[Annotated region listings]

>>>>

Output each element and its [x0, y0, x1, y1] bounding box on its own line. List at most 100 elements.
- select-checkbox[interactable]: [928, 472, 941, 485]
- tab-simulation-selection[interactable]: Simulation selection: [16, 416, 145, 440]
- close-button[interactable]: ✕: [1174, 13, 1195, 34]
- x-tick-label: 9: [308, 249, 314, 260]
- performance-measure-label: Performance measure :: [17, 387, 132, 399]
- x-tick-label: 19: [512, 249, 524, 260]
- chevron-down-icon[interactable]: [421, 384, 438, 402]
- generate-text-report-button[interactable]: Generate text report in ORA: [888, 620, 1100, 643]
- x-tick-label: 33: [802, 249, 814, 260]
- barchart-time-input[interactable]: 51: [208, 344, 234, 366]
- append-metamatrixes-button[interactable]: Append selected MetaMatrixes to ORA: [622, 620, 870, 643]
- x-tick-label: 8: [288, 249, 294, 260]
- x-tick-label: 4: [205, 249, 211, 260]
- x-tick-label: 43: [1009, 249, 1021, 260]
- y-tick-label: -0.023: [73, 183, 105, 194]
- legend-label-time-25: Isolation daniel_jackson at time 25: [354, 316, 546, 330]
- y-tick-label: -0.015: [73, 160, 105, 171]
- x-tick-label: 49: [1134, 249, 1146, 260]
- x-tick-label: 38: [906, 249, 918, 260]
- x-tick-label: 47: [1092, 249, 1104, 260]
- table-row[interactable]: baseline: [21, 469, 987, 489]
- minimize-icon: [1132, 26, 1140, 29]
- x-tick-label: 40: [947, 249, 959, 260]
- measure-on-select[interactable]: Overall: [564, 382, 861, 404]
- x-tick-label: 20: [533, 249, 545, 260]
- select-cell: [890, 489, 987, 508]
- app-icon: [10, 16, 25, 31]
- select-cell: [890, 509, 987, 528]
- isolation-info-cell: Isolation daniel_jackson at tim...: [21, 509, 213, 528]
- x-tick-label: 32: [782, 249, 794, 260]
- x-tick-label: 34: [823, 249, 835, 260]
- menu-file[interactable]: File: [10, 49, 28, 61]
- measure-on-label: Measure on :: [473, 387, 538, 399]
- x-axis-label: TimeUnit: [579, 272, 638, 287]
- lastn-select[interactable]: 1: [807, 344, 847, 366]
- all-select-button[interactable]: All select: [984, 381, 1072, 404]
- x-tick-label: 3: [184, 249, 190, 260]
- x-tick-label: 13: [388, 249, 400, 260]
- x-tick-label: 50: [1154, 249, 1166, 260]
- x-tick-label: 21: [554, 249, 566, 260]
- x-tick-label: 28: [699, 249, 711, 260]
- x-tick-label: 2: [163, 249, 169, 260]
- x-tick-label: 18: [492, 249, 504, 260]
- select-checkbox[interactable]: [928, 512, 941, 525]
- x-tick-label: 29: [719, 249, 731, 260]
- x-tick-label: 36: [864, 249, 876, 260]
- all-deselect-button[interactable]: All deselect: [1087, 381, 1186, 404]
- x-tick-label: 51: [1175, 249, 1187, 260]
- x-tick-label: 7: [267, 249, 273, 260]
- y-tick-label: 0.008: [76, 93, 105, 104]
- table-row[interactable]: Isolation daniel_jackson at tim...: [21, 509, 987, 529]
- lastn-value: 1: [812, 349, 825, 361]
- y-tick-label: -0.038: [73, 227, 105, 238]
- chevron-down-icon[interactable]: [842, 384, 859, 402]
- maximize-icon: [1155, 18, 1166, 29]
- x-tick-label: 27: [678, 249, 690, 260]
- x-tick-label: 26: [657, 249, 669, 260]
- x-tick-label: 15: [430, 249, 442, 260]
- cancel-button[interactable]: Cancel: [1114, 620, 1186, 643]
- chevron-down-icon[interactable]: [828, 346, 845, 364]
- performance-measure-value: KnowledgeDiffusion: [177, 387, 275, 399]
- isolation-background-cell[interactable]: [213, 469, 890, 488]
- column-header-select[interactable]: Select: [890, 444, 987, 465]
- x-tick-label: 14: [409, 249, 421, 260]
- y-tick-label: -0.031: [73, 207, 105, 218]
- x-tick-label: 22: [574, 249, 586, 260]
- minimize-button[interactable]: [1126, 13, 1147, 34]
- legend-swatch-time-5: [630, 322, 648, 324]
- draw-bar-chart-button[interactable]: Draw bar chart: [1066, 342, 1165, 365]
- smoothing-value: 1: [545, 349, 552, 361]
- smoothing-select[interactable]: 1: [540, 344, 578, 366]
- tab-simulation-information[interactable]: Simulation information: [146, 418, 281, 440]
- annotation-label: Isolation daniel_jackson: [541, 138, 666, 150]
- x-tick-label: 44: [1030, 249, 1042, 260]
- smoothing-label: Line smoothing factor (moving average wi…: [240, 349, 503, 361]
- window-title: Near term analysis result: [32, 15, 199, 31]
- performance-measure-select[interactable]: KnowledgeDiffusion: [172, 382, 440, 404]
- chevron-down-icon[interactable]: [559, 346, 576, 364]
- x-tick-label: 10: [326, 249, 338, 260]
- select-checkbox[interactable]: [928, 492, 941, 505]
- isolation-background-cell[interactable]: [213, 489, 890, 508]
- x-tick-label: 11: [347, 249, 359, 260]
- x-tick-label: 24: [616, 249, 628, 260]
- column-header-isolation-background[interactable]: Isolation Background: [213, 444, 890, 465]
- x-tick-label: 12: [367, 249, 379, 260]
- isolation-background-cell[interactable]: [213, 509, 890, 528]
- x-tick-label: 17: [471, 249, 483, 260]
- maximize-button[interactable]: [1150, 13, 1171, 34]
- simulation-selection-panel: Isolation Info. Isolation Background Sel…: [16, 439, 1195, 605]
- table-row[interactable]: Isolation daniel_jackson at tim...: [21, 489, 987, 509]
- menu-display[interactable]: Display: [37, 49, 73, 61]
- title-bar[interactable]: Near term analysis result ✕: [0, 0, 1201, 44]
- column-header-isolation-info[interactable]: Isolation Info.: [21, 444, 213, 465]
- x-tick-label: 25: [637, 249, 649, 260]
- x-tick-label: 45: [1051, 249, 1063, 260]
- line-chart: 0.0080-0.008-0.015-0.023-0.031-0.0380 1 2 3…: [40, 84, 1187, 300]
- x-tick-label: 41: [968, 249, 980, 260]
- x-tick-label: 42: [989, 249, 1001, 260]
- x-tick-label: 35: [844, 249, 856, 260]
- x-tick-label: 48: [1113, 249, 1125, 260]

<<<<

* _Request_
Rewrite the records above, replacing "x-tick-label" with "x-axis-tick" wherever it occurs and leaving everything else unchanged.

* _Output_
Output each element and its [x0, y0, x1, y1] bounding box on its own line. List at most 100 elements.
- select-checkbox[interactable]: [928, 472, 941, 485]
- tab-simulation-selection[interactable]: Simulation selection: [16, 416, 145, 440]
- close-button[interactable]: ✕: [1174, 13, 1195, 34]
- x-axis-tick: 9: [308, 249, 314, 260]
- performance-measure-label: Performance measure :: [17, 387, 132, 399]
- x-axis-tick: 19: [512, 249, 524, 260]
- chevron-down-icon[interactable]: [421, 384, 438, 402]
- generate-text-report-button[interactable]: Generate text report in ORA: [888, 620, 1100, 643]
- x-axis-tick: 33: [802, 249, 814, 260]
- barchart-time-input[interactable]: 51: [208, 344, 234, 366]
- append-metamatrixes-button[interactable]: Append selected MetaMatrixes to ORA: [622, 620, 870, 643]
- x-axis-tick: 8: [288, 249, 294, 260]
- x-axis-tick: 4: [205, 249, 211, 260]
- x-axis-tick: 43: [1009, 249, 1021, 260]
- y-tick-label: -0.023: [73, 183, 105, 194]
- legend-label-time-25: Isolation daniel_jackson at time 25: [354, 316, 546, 330]
- y-tick-label: -0.015: [73, 160, 105, 171]
- x-axis-tick: 49: [1134, 249, 1146, 260]
- x-axis-tick: 38: [906, 249, 918, 260]
- x-axis-tick: 47: [1092, 249, 1104, 260]
- table-row[interactable]: baseline: [21, 469, 987, 489]
- minimize-icon: [1132, 26, 1140, 29]
- x-axis-tick: 40: [947, 249, 959, 260]
- measure-on-select[interactable]: Overall: [564, 382, 861, 404]
- x-axis-tick: 20: [533, 249, 545, 260]
- select-cell: [890, 489, 987, 508]
- app-icon: [10, 16, 25, 31]
- select-cell: [890, 509, 987, 528]
- isolation-info-cell: Isolation daniel_jackson at tim...: [21, 509, 213, 528]
- x-axis-tick: 32: [782, 249, 794, 260]
- x-axis-tick: 34: [823, 249, 835, 260]
- menu-file[interactable]: File: [10, 49, 28, 61]
- measure-on-label: Measure on :: [473, 387, 538, 399]
- x-axis-label: TimeUnit: [579, 272, 638, 287]
- lastn-select[interactable]: 1: [807, 344, 847, 366]
- all-select-button[interactable]: All select: [984, 381, 1072, 404]
- x-axis-tick: 3: [184, 249, 190, 260]
- x-axis-tick: 13: [388, 249, 400, 260]
- x-axis-tick: 50: [1154, 249, 1166, 260]
- x-axis-tick: 21: [554, 249, 566, 260]
- x-axis-tick: 28: [699, 249, 711, 260]
- x-axis-tick: 2: [163, 249, 169, 260]
- x-axis-tick: 18: [492, 249, 504, 260]
- select-checkbox[interactable]: [928, 512, 941, 525]
- x-axis-tick: 29: [719, 249, 731, 260]
- x-axis-tick: 36: [864, 249, 876, 260]
- all-deselect-button[interactable]: All deselect: [1087, 381, 1186, 404]
- x-axis-tick: 51: [1175, 249, 1187, 260]
- x-axis-tick: 7: [267, 249, 273, 260]
- y-tick-label: 0.008: [76, 93, 105, 104]
- table-row[interactable]: Isolation daniel_jackson at tim...: [21, 509, 987, 529]
- lastn-value: 1: [812, 349, 825, 361]
- y-tick-label: -0.038: [73, 227, 105, 238]
- chevron-down-icon[interactable]: [842, 384, 859, 402]
- maximize-icon: [1155, 18, 1166, 29]
- x-axis-tick: 27: [678, 249, 690, 260]
- x-axis-tick: 26: [657, 249, 669, 260]
- x-axis-tick: 15: [430, 249, 442, 260]
- cancel-button[interactable]: Cancel: [1114, 620, 1186, 643]
- chevron-down-icon[interactable]: [828, 346, 845, 364]
- performance-measure-value: KnowledgeDiffusion: [177, 387, 275, 399]
- isolation-background-cell[interactable]: [213, 469, 890, 488]
- column-header-select[interactable]: Select: [890, 444, 987, 465]
- x-axis-tick: 14: [409, 249, 421, 260]
- y-tick-label: -0.031: [73, 207, 105, 218]
- x-axis-tick: 22: [574, 249, 586, 260]
- minimize-button[interactable]: [1126, 13, 1147, 34]
- legend-swatch-time-5: [630, 322, 648, 324]
- draw-bar-chart-button[interactable]: Draw bar chart: [1066, 342, 1165, 365]
- smoothing-value: 1: [545, 349, 552, 361]
- smoothing-select[interactable]: 1: [540, 344, 578, 366]
- tab-simulation-information[interactable]: Simulation information: [146, 418, 281, 440]
- annotation-label: Isolation daniel_jackson: [541, 138, 666, 150]
- x-axis-tick: 44: [1030, 249, 1042, 260]
- smoothing-label: Line smoothing factor (moving average wi…: [240, 349, 503, 361]
- window-title: Near term analysis result: [32, 15, 199, 31]
- performance-measure-select[interactable]: KnowledgeDiffusion: [172, 382, 440, 404]
- chevron-down-icon[interactable]: [559, 346, 576, 364]
- x-axis-tick: 10: [326, 249, 338, 260]
- select-checkbox[interactable]: [928, 492, 941, 505]
- isolation-background-cell[interactable]: [213, 489, 890, 508]
- x-axis-tick: 11: [347, 249, 359, 260]
- x-axis-tick: 24: [616, 249, 628, 260]
- column-header-isolation-background[interactable]: Isolation Background: [213, 444, 890, 465]
- x-axis-tick: 12: [367, 249, 379, 260]
- isolation-background-cell[interactable]: [213, 509, 890, 528]
- x-axis-tick: 17: [471, 249, 483, 260]
- maximize-button[interactable]: [1150, 13, 1171, 34]
- simulation-selection-panel: Isolation Info. Isolation Background Sel…: [16, 439, 1195, 605]
- table-row[interactable]: Isolation daniel_jackson at tim...: [21, 489, 987, 509]
- menu-display[interactable]: Display: [37, 49, 73, 61]
- title-bar[interactable]: Near term analysis result ✕: [0, 0, 1201, 44]
- column-header-isolation-info[interactable]: Isolation Info.: [21, 444, 213, 465]
- x-axis-tick: 25: [637, 249, 649, 260]
- x-axis-tick: 45: [1051, 249, 1063, 260]
- line-chart: 0.0080-0.008-0.015-0.023-0.031-0.0380 1 2 3…: [40, 84, 1187, 300]
- x-axis-tick: 41: [968, 249, 980, 260]
- x-axis-tick: 42: [989, 249, 1001, 260]
- x-axis-tick: 35: [844, 249, 856, 260]
- x-axis-tick: 48: [1113, 249, 1125, 260]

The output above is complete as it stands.